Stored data
───

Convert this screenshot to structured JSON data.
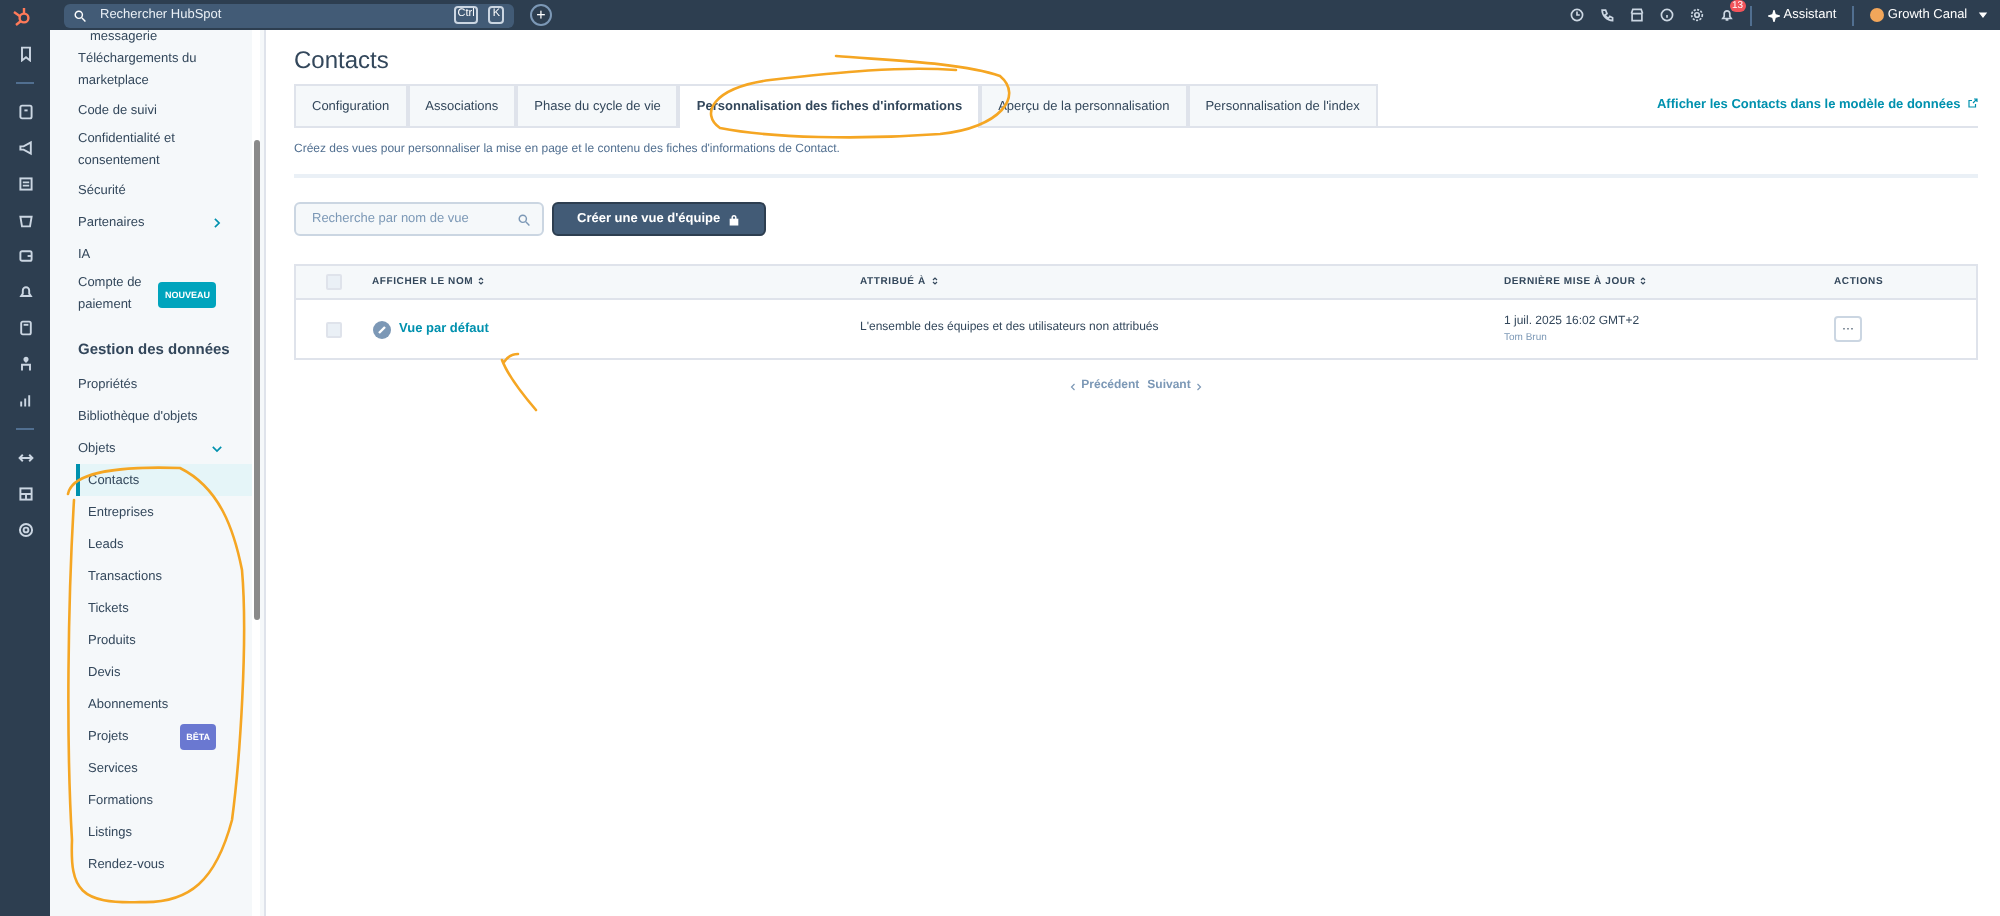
{
  "topbar": {
    "search": {
      "placeholder": "Rechercher HubSpot",
      "keys": [
        "Ctrl",
        "K"
      ]
    },
    "plus": "+",
    "notifications": "13",
    "assistant": "Assistant",
    "account": "Growth Canal"
  },
  "sidebar": {
    "items": [
      {
        "kind": "item",
        "label": "messagerie",
        "selected": false
      },
      {
        "kind": "item",
        "label": "Téléchargements du marketplace",
        "selected": false
      },
      {
        "kind": "item",
        "label": "Code de suivi",
        "selected": false
      },
      {
        "kind": "item",
        "label": "Confidentialité et consentement",
        "selected": false
      },
      {
        "kind": "item",
        "label": "Sécurité",
        "selected": false
      },
      {
        "kind": "group",
        "label": "Partenaires",
        "expanded": false,
        "selected": false
      },
      {
        "kind": "item",
        "label": "IA",
        "selected": false
      },
      {
        "kind": "item",
        "label": "Compte de paiement",
        "badge": {
          "label": "NOUVEAU",
          "color": "#00a4bd"
        },
        "selected": false
      },
      {
        "kind": "heading",
        "label": "Gestion des données"
      },
      {
        "kind": "item",
        "label": "Propriétés",
        "selected": false
      },
      {
        "kind": "item",
        "label": "Bibliothèque d'objets",
        "selected": false
      },
      {
        "kind": "group",
        "label": "Objets",
        "expanded": true,
        "selected": false
      },
      {
        "kind": "sub",
        "label": "Contacts",
        "selected": true
      },
      {
        "kind": "sub",
        "label": "Entreprises",
        "selected": false
      },
      {
        "kind": "sub",
        "label": "Leads",
        "selected": false
      },
      {
        "kind": "sub",
        "label": "Transactions",
        "selected": false
      },
      {
        "kind": "sub",
        "label": "Tickets",
        "selected": false
      },
      {
        "kind": "sub",
        "label": "Produits",
        "selected": false
      },
      {
        "kind": "sub",
        "label": "Devis",
        "selected": false
      },
      {
        "kind": "sub",
        "label": "Abonnements",
        "selected": false
      },
      {
        "kind": "sub",
        "label": "Projets",
        "badge": {
          "label": "BÊTA",
          "color": "#6a78d1"
        },
        "selected": false
      },
      {
        "kind": "sub",
        "label": "Services",
        "selected": false
      },
      {
        "kind": "sub",
        "label": "Formations",
        "selected": false
      },
      {
        "kind": "sub",
        "label": "Listings",
        "selected": false
      },
      {
        "kind": "sub",
        "label": "Rendez-vous",
        "selected": false
      }
    ]
  },
  "page": {
    "title": "Contacts",
    "tabs": [
      {
        "label": "Configuration",
        "selected": false
      },
      {
        "label": "Associations",
        "selected": false
      },
      {
        "label": "Phase du cycle de vie",
        "selected": false
      },
      {
        "label": "Personnalisation des fiches d'informations",
        "selected": true
      },
      {
        "label": "Aperçu de la personnalisation",
        "selected": false
      },
      {
        "label": "Personnalisation de l'index",
        "selected": false
      }
    ],
    "data_model_link": "Afficher les Contacts dans le modèle de données",
    "description": "Créez des vues pour personnaliser la mise en page et le contenu des fiches d'informations de Contact.",
    "search": {
      "placeholder": "Recherche par nom de vue"
    },
    "create_button": "Créer une vue d'équipe",
    "table": {
      "columns": [
        "AFFICHER LE NOM",
        "ATTRIBUÉ À",
        "DERNIÈRE MISE À JOUR",
        "ACTIONS"
      ],
      "all_checked": false,
      "rows": [
        {
          "checked": false,
          "name": "Vue par défaut",
          "assigned": "L'ensemble des équipes et des utilisateurs non attribués",
          "updated": "1 juil. 2025 16:02 GMT+2",
          "updated_by": "Tom Brun",
          "actions": "···"
        }
      ]
    },
    "pagination": {
      "previous": "Précédent",
      "next": "Suivant"
    }
  }
}
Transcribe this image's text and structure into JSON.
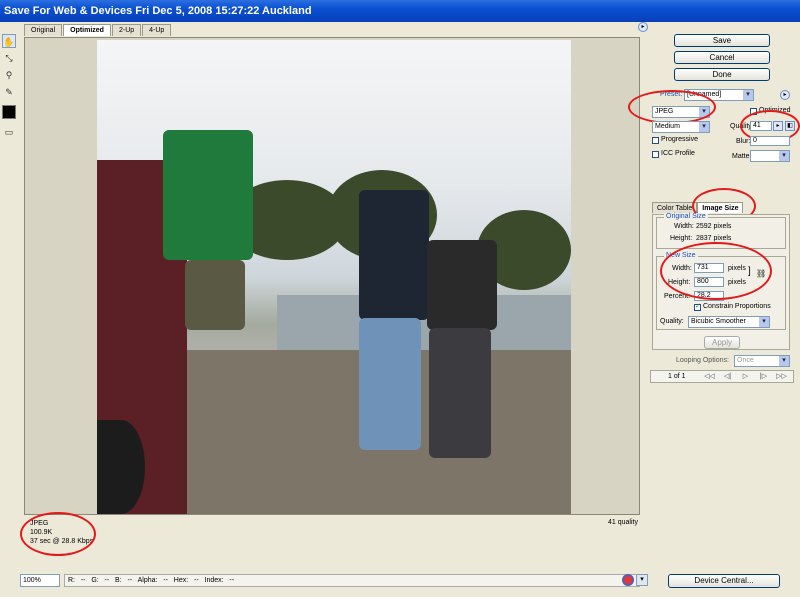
{
  "window": {
    "title": "Save For Web & Devices   Fri Dec 5, 2008   15:27:22 Auckland"
  },
  "tabs": [
    "Original",
    "Optimized",
    "2-Up",
    "4-Up"
  ],
  "tools": {
    "hand": "hand-icon",
    "slice_select": "slice-select-icon",
    "zoom": "zoom-icon",
    "eyedropper": "eyedropper-icon",
    "eyedropper_color": "#000000",
    "toggle_slices": "slices-visibility-icon"
  },
  "preview": {
    "format": "JPEG",
    "size": "100.9K",
    "time": "37 sec @ 28.8 Kbps",
    "quality_label": "41 quality"
  },
  "status": {
    "zoom": "100%",
    "readout": "R:   --   G:   --   B:   --   Alpha:   --   Hex:   --   Index:   --"
  },
  "buttons": {
    "save": "Save",
    "cancel": "Cancel",
    "done": "Done",
    "device_central": "Device Central...",
    "apply": "Apply"
  },
  "settings": {
    "preset_label": "Preset:",
    "preset_value": "[Unnamed]",
    "format": "JPEG",
    "optimized": "Optimized",
    "compression": "Medium",
    "quality_label": "Quality:",
    "quality_value": "41",
    "progressive": "Progressive",
    "blur_label": "Blur:",
    "blur_value": "0",
    "icc_profile": "ICC Profile",
    "matte_label": "Matte:"
  },
  "size_tabs": {
    "color_table": "Color Table",
    "image_size": "Image Size"
  },
  "image_size": {
    "original_title": "Original Size",
    "orig_width_label": "Width:",
    "orig_width": "2592 pixels",
    "orig_height_label": "Height:",
    "orig_height": "2837 pixels",
    "new_title": "New Size",
    "width_label": "Width:",
    "width_value": "731",
    "width_unit": "pixels",
    "height_label": "Height:",
    "height_value": "800",
    "height_unit": "pixels",
    "percent_label": "Percent:",
    "percent_value": "28.2",
    "constrain": "Constrain Proportions",
    "quality_label": "Quality:",
    "quality_value": "Bicubic Smoother"
  },
  "animation": {
    "looping_label": "Looping Options:",
    "looping_value": "Once",
    "frame_count": "1 of 1"
  }
}
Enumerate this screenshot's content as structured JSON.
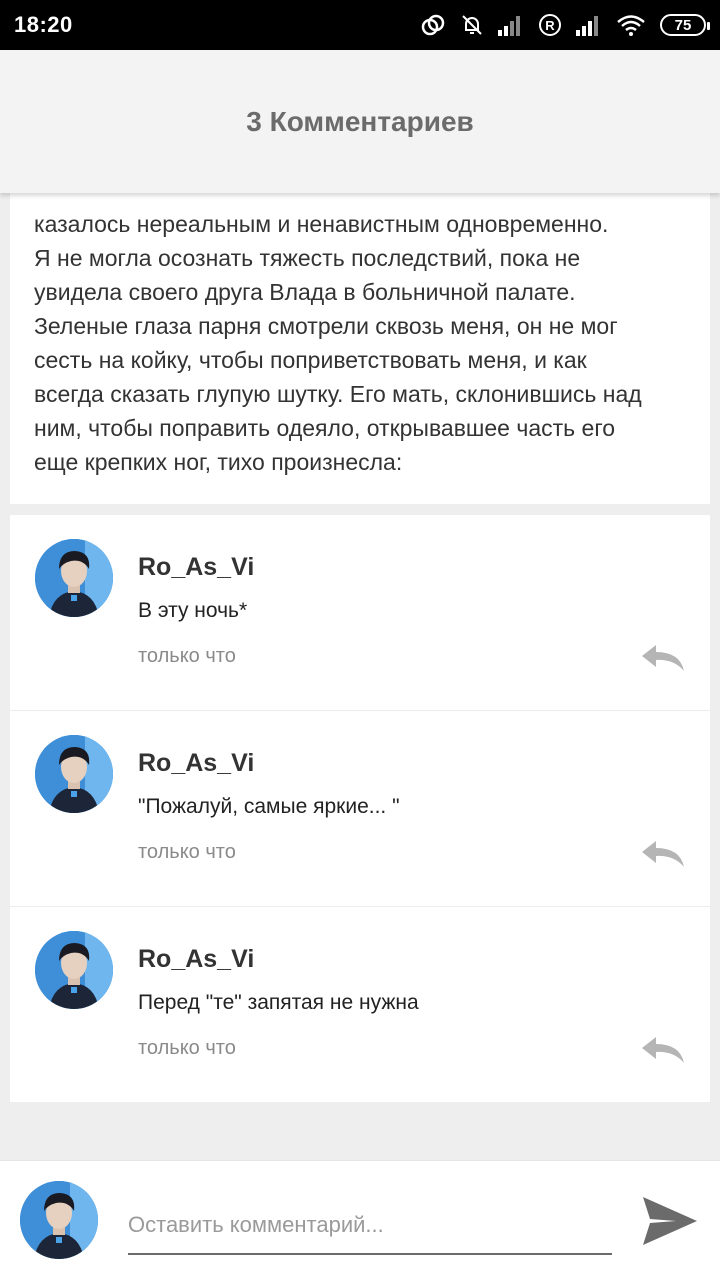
{
  "status_bar": {
    "time": "18:20",
    "battery_level": "75",
    "icons": [
      "sync-icon",
      "bell-muted-icon",
      "signal-icon",
      "registered-icon",
      "signal-icon",
      "wifi-icon",
      "battery-icon"
    ]
  },
  "header": {
    "title": "3 Комментариев"
  },
  "quote": {
    "lines": [
      "казалось нереальным и ненавистным одновременно.",
      "Я не могла осознать тяжесть последствий, пока не",
      "увидела своего друга Влада в больничной палате.",
      "Зеленые глаза парня смотрели сквозь меня, он не мог",
      "сесть на койку, чтобы поприветствовать меня, и как",
      "всегда сказать глупую шутку. Его мать, склонившись над",
      "ним, чтобы поправить одеяло, открывавшее часть его",
      "еще крепких ног, тихо произнесла:"
    ]
  },
  "comments": [
    {
      "author": "Ro_As_Vi",
      "text": "В эту ночь*",
      "time": "только что"
    },
    {
      "author": "Ro_As_Vi",
      "text": "\"Пожалуй, самые яркие... \"",
      "time": "только что"
    },
    {
      "author": "Ro_As_Vi",
      "text": "Перед \"те\" запятая не нужна",
      "time": "только что"
    }
  ],
  "input": {
    "placeholder": "Оставить комментарий...",
    "value": ""
  },
  "colors": {
    "background": "#efeeef",
    "header_bg": "#f3f3f3",
    "title_color": "#6b6b6b",
    "secondary_text": "#8a8a8a",
    "icon_gray": "#b5b5b5"
  }
}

───

To do –
Show the lines of the data that hold the word "Contacts".

Final result –
        "label": "Contacts",
    "title": "Contacts",
    "data_model_link": "Afficher les Contacts dans le modèle de données",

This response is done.